# Instruction:
Below is the data. Give it again, complete and exact.

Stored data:
※

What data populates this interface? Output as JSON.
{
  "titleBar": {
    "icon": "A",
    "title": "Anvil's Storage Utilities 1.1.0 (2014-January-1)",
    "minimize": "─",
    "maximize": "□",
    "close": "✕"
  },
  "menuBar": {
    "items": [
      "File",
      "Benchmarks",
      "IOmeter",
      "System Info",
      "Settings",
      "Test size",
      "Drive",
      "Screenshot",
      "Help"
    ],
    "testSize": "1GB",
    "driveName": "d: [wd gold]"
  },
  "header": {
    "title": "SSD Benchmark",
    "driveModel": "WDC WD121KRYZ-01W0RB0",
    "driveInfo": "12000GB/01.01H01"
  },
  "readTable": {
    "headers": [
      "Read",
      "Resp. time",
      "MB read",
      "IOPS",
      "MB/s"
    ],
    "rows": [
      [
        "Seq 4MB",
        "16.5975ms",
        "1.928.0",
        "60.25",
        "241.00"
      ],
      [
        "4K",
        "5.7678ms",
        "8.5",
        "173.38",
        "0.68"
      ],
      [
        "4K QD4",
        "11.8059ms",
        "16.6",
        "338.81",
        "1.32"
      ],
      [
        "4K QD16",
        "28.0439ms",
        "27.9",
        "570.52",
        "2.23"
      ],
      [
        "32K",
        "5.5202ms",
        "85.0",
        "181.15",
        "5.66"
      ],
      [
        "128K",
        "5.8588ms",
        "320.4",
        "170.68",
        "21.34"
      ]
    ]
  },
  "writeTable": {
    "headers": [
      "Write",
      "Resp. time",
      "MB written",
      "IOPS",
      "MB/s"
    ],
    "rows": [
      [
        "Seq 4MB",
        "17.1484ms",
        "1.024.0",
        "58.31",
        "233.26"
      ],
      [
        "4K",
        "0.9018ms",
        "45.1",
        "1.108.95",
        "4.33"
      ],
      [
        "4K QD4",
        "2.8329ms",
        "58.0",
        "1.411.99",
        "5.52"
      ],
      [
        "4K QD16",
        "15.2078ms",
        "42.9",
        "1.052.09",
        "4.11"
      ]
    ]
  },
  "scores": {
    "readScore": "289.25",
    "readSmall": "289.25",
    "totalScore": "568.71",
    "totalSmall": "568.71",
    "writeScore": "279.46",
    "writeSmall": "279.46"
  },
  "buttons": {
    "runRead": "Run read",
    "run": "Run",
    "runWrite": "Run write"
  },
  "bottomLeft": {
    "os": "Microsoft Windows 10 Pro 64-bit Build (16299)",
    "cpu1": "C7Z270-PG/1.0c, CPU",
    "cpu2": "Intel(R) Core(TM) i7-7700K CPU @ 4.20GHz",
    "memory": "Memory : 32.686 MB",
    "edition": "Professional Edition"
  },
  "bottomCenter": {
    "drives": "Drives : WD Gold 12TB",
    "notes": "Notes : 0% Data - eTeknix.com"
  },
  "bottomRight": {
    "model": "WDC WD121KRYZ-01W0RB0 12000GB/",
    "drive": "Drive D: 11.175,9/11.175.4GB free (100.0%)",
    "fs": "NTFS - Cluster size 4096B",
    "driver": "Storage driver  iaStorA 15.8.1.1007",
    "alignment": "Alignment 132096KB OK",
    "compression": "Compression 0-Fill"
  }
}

※

# Worked answer:
What data populates this interface? Output as JSON.
{
  "titleBar": {
    "icon": "A",
    "title": "Anvil's Storage Utilities 1.1.0 (2014-January-1)",
    "minimize": "─",
    "maximize": "□",
    "close": "✕"
  },
  "menuBar": {
    "items": [
      "File",
      "Benchmarks",
      "IOmeter",
      "System Info",
      "Settings",
      "Test size",
      "Drive",
      "Screenshot",
      "Help"
    ],
    "testSize": "1GB",
    "driveName": "d: [wd gold]"
  },
  "header": {
    "title": "SSD Benchmark",
    "driveModel": "WDC WD121KRYZ-01W0RB0",
    "driveInfo": "12000GB/01.01H01"
  },
  "readTable": {
    "headers": [
      "Read",
      "Resp. time",
      "MB read",
      "IOPS",
      "MB/s"
    ],
    "rows": [
      [
        "Seq 4MB",
        "16.5975ms",
        "1.928.0",
        "60.25",
        "241.00"
      ],
      [
        "4K",
        "5.7678ms",
        "8.5",
        "173.38",
        "0.68"
      ],
      [
        "4K QD4",
        "11.8059ms",
        "16.6",
        "338.81",
        "1.32"
      ],
      [
        "4K QD16",
        "28.0439ms",
        "27.9",
        "570.52",
        "2.23"
      ],
      [
        "32K",
        "5.5202ms",
        "85.0",
        "181.15",
        "5.66"
      ],
      [
        "128K",
        "5.8588ms",
        "320.4",
        "170.68",
        "21.34"
      ]
    ]
  },
  "writeTable": {
    "headers": [
      "Write",
      "Resp. time",
      "MB written",
      "IOPS",
      "MB/s"
    ],
    "rows": [
      [
        "Seq 4MB",
        "17.1484ms",
        "1.024.0",
        "58.31",
        "233.26"
      ],
      [
        "4K",
        "0.9018ms",
        "45.1",
        "1.108.95",
        "4.33"
      ],
      [
        "4K QD4",
        "2.8329ms",
        "58.0",
        "1.411.99",
        "5.52"
      ],
      [
        "4K QD16",
        "15.2078ms",
        "42.9",
        "1.052.09",
        "4.11"
      ]
    ]
  },
  "scores": {
    "readScore": "289.25",
    "readSmall": "289.25",
    "totalScore": "568.71",
    "totalSmall": "568.71",
    "writeScore": "279.46",
    "writeSmall": "279.46"
  },
  "buttons": {
    "runRead": "Run read",
    "run": "Run",
    "runWrite": "Run write"
  },
  "bottomLeft": {
    "os": "Microsoft Windows 10 Pro 64-bit Build (16299)",
    "cpu1": "C7Z270-PG/1.0c, CPU",
    "cpu2": "Intel(R) Core(TM) i7-7700K CPU @ 4.20GHz",
    "memory": "Memory : 32.686 MB",
    "edition": "Professional Edition"
  },
  "bottomCenter": {
    "drives": "Drives : WD Gold 12TB",
    "notes": "Notes : 0% Data - eTeknix.com"
  },
  "bottomRight": {
    "model": "WDC WD121KRYZ-01W0RB0 12000GB/",
    "drive": "Drive D: 11.175,9/11.175.4GB free (100.0%)",
    "fs": "NTFS - Cluster size 4096B",
    "driver": "Storage driver  iaStorA 15.8.1.1007",
    "alignment": "Alignment 132096KB OK",
    "compression": "Compression 0-Fill"
  }
}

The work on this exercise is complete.